### REQUIRED WORK
Filter the records for lines holding the string "this".

### DATASET
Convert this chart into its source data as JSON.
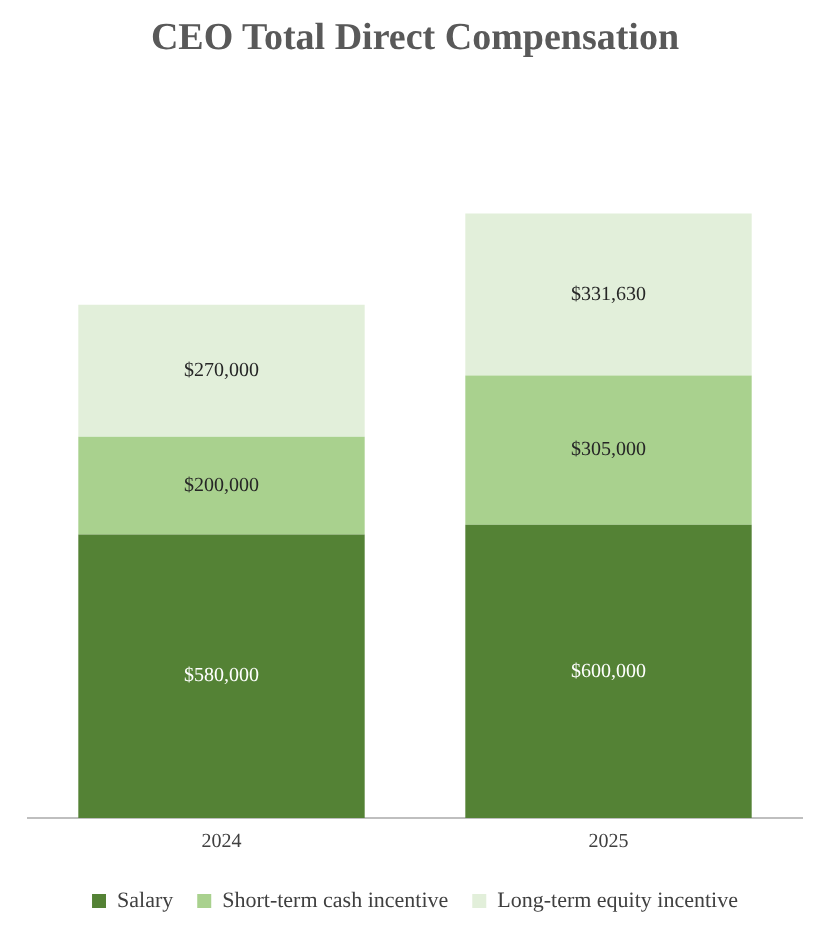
{
  "chart_data": {
    "type": "bar",
    "title": "CEO Total Direct Compensation",
    "categories": [
      "2024",
      "2025"
    ],
    "stacked": true,
    "legend": "bottom",
    "grid": false,
    "series": [
      {
        "name": "Salary",
        "color": "#548235",
        "values": [
          580000,
          600000
        ],
        "value_labels": [
          "$580,000",
          "$600,000"
        ]
      },
      {
        "name": "Short-term cash incentive",
        "color": "#a9d18e",
        "values": [
          200000,
          305000
        ],
        "value_labels": [
          "$200,000",
          "$305,000"
        ]
      },
      {
        "name": "Long-term equity incentive",
        "color": "#e2efda",
        "values": [
          270000,
          331630
        ],
        "value_labels": [
          "$270,000",
          "$331,630"
        ]
      }
    ]
  }
}
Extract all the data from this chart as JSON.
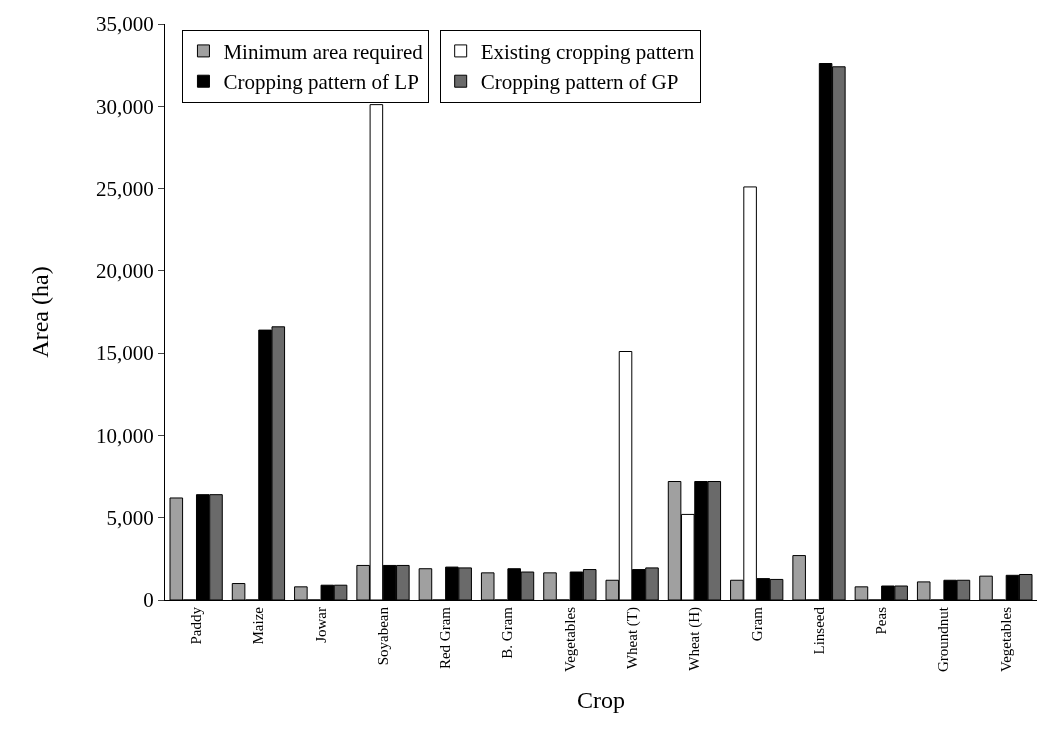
{
  "chart_data": {
    "type": "bar",
    "xlabel": "Crop",
    "ylabel": "Area (ha)",
    "categories": [
      "Paddy",
      "Maize",
      "Jowar",
      "Soyabean",
      "Red Gram",
      "B. Gram",
      "Vegetables",
      "Wheat (T)",
      "Wheat (H)",
      "Gram",
      "Linseed",
      "Peas",
      "Groundnut",
      "Vegetables"
    ],
    "series": [
      {
        "name": "Minimum area required",
        "color": "#a0a0a0",
        "values": [
          6200,
          1000,
          800,
          2100,
          1900,
          1650,
          1650,
          1200,
          7200,
          1200,
          2700,
          800,
          1100,
          1450
        ]
      },
      {
        "name": "Existing cropping pattern",
        "color": "#ffffff",
        "values": [
          0,
          0,
          0,
          30100,
          0,
          0,
          0,
          15100,
          5200,
          25100,
          0,
          0,
          0,
          0
        ]
      },
      {
        "name": "Cropping pattern of LP",
        "color": "#000000",
        "values": [
          6400,
          16400,
          900,
          2100,
          2000,
          1900,
          1700,
          1850,
          7200,
          1300,
          32600,
          850,
          1200,
          1500
        ]
      },
      {
        "name": "Cropping pattern of GP",
        "color": "#6a6a6a",
        "values": [
          6400,
          16600,
          900,
          2100,
          1950,
          1700,
          1850,
          1950,
          7200,
          1250,
          32400,
          850,
          1200,
          1550
        ]
      }
    ],
    "ylim": [
      0,
      35000
    ],
    "yticks": [
      {
        "value": 0,
        "label": "0"
      },
      {
        "value": 5000,
        "label": "5,000"
      },
      {
        "value": 10000,
        "label": "10,000"
      },
      {
        "value": 15000,
        "label": "15,000"
      },
      {
        "value": 20000,
        "label": "20,000"
      },
      {
        "value": 25000,
        "label": "25,000"
      },
      {
        "value": 30000,
        "label": "30,000"
      },
      {
        "value": 35000,
        "label": "35,000"
      }
    ],
    "grid": false,
    "legend": "top left"
  }
}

### COMPLETE OUTPUT
Convert this chart into its source data as JSON.
Extract all the data from this chart as JSON.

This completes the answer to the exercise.